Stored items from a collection
------------

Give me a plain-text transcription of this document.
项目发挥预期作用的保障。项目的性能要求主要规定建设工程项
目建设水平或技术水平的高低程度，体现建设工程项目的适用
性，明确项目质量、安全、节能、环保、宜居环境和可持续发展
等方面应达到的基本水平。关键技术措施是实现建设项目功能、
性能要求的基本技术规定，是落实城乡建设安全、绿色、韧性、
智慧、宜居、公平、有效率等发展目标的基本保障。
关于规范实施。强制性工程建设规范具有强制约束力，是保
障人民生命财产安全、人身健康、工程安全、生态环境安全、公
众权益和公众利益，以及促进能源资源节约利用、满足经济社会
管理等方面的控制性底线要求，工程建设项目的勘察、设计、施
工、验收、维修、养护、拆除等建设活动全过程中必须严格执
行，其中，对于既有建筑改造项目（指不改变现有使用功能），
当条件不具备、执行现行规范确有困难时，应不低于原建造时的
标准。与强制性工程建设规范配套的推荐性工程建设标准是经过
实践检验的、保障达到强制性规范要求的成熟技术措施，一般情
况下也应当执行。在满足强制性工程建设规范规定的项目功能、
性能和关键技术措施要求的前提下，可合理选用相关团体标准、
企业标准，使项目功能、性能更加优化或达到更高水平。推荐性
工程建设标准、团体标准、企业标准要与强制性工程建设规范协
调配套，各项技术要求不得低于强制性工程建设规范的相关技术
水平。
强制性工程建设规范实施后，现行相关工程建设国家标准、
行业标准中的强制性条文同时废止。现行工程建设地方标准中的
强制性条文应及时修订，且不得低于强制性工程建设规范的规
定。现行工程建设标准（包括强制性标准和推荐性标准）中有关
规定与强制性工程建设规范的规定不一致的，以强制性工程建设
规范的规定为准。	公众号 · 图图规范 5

------------

§ What is required
Write the listing out again, exactly as shown above.

§ The solution
Give me a plain-text transcription of this document.
项目发挥预期作用的保障。项目的性能要求主要规定建设工程项
目建设水平或技术水平的高低程度，体现建设工程项目的适用
性，明确项目质量、安全、节能、环保、宜居环境和可持续发展
等方面应达到的基本水平。关键技术措施是实现建设项目功能、
性能要求的基本技术规定，是落实城乡建设安全、绿色、韧性、
智慧、宜居、公平、有效率等发展目标的基本保障。
关于规范实施。强制性工程建设规范具有强制约束力，是保
障人民生命财产安全、人身健康、工程安全、生态环境安全、公
众权益和公众利益，以及促进能源资源节约利用、满足经济社会
管理等方面的控制性底线要求，工程建设项目的勘察、设计、施
工、验收、维修、养护、拆除等建设活动全过程中必须严格执
行，其中，对于既有建筑改造项目（指不改变现有使用功能），
当条件不具备、执行现行规范确有困难时，应不低于原建造时的
标准。与强制性工程建设规范配套的推荐性工程建设标准是经过
实践检验的、保障达到强制性规范要求的成熟技术措施，一般情
况下也应当执行。在满足强制性工程建设规范规定的项目功能、
性能和关键技术措施要求的前提下，可合理选用相关团体标准、
企业标准，使项目功能、性能更加优化或达到更高水平。推荐性
工程建设标准、团体标准、企业标准要与强制性工程建设规范协
调配套，各项技术要求不得低于强制性工程建设规范的相关技术
水平。
强制性工程建设规范实施后，现行相关工程建设国家标准、
行业标准中的强制性条文同时废止。现行工程建设地方标准中的
强制性条文应及时修订，且不得低于强制性工程建设规范的规
定。现行工程建设标准（包括强制性标准和推荐性标准）中有关
规定与强制性工程建设规范的规定不一致的，以强制性工程建设
规范的规定为准。	公众号 · 图图规范 5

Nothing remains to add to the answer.